* _EXERCISE BRIEF_: Quote all entries exactly, leaving pictures aside.

[Data excerpts]
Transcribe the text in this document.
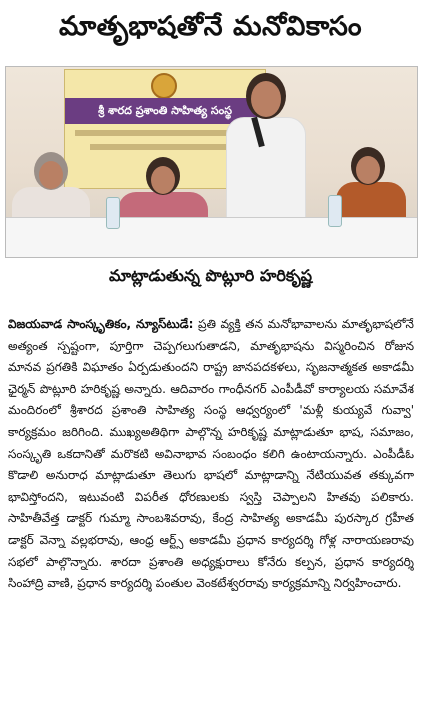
మాతృభాషతోనే మనోవికాసం
శ్రీ శారద ప్రశాంతి సాహిత్య సంస్థ
మాట్లాడుతున్న పొట్లూరి హరికృష్ణ
విజయవాడ సాంస్కృతికం, న్యూస్‌టుడే: ప్రతి వ్యక్తి తన మనోభావాలను మాతృభాషలోనే అత్యంత స్పష్టంగా, పూర్తిగా చెప్పగలుగుతాడని, మాతృభాషను విస్మరించిన రోజున మానవ ప్రగతికి విఘాతం ఏర్పడుతుందని రాష్ట్ర జానపదకళలు, సృజనాత్మకత అకాడమీ ఛైర్మన్ పొట్లూరి హరికృష్ణ అన్నారు. ఆదివారం గాంధీనగర్ ఎంపీడీవో కార్యాలయ సమావేశ మందిరంలో శ్రీశారద ప్రశాంతి సాహిత్య సంస్థ ఆధ్వర్యంలో 'మళ్లీ కుయ్యవే గువ్వా' కార్యక్రమం జరిగింది. ముఖ్యఅతిథిగా పాల్గొన్న హరికృష్ణ మాట్లాడుతూ భాష, సమాజం, సంస్కృతి ఒకదానితో మరొకటి అవినాభావ సంబంధం కలిగి ఉంటాయన్నారు. ఎంపీడీఓ కొడాలి అనురాధ మాట్లాడుతూ తెలుగు భాషలో మాట్లాడాన్ని నేటియువత తక్కువగా భావిస్తోందని, ఇటువంటి విపరీత ధోరణులకు స్వస్తి చెప్పాలని హితవు పలికారు. సాహితీవేత్త డాక్టర్ గుమ్మా సాంబశివరావు, కేంద్ర సాహిత్య అకాడమీ పురస్కార గ్రహీత డాక్టర్ వెన్నా వల్లభరావు, ఆంధ్ర ఆర్ట్స్ అకాడమీ ప్రధాన కార్యదర్శి గోళ్ల నారాయణరావు సభలో పాల్గొన్నారు. శారదా ప్రశాంతి అధ్యక్షురాలు కోనేరు కల్పన, ప్రధాన కార్యదర్శి సింహాద్రి వాణి, ప్రధాన కార్యదర్శి పంతుల వెంకటేశ్వరరావు కార్యక్రమాన్ని నిర్వహించారు.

* _COMPLETED TASK_:
Transcribe the text in this document.
మాతృభాషతోనే మనోవికాసం
శ్రీ శారద ప్రశాంతి సాహిత్య సంస్థ
మాట్లాడుతున్న పొట్లూరి హరికృష్ణ
విజయవాడ సాంస్కృతికం, న్యూస్‌టుడే: ప్రతి వ్యక్తి తన మనోభావాలను మాతృభాషలోనే అత్యంత స్పష్టంగా, పూర్తిగా చెప్పగలుగుతాడని, మాతృభాషను విస్మరించిన రోజున మానవ ప్రగతికి విఘాతం ఏర్పడుతుందని రాష్ట్ర జానపదకళలు, సృజనాత్మకత అకాడమీ ఛైర్మన్ పొట్లూరి హరికృష్ణ అన్నారు. ఆదివారం గాంధీనగర్ ఎంపీడీవో కార్యాలయ సమావేశ మందిరంలో శ్రీశారద ప్రశాంతి సాహిత్య సంస్థ ఆధ్వర్యంలో 'మళ్లీ కుయ్యవే గువ్వా' కార్యక్రమం జరిగింది. ముఖ్యఅతిథిగా పాల్గొన్న హరికృష్ణ మాట్లాడుతూ భాష, సమాజం, సంస్కృతి ఒకదానితో మరొకటి అవినాభావ సంబంధం కలిగి ఉంటాయన్నారు. ఎంపీడీఓ కొడాలి అనురాధ మాట్లాడుతూ తెలుగు భాషలో మాట్లాడాన్ని నేటియువత తక్కువగా భావిస్తోందని, ఇటువంటి విపరీత ధోరణులకు స్వస్తి చెప్పాలని హితవు పలికారు. సాహితీవేత్త డాక్టర్ గుమ్మా సాంబశివరావు, కేంద్ర సాహిత్య అకాడమీ పురస్కార గ్రహీత డాక్టర్ వెన్నా వల్లభరావు, ఆంధ్ర ఆర్ట్స్ అకాడమీ ప్రధాన కార్యదర్శి గోళ్ల నారాయణరావు సభలో పాల్గొన్నారు. శారదా ప్రశాంతి అధ్యక్షురాలు కోనేరు కల్పన, ప్రధాన కార్యదర్శి సింహాద్రి వాణి, ప్రధాన కార్యదర్శి పంతుల వెంకటేశ్వరరావు కార్యక్రమాన్ని నిర్వహించారు.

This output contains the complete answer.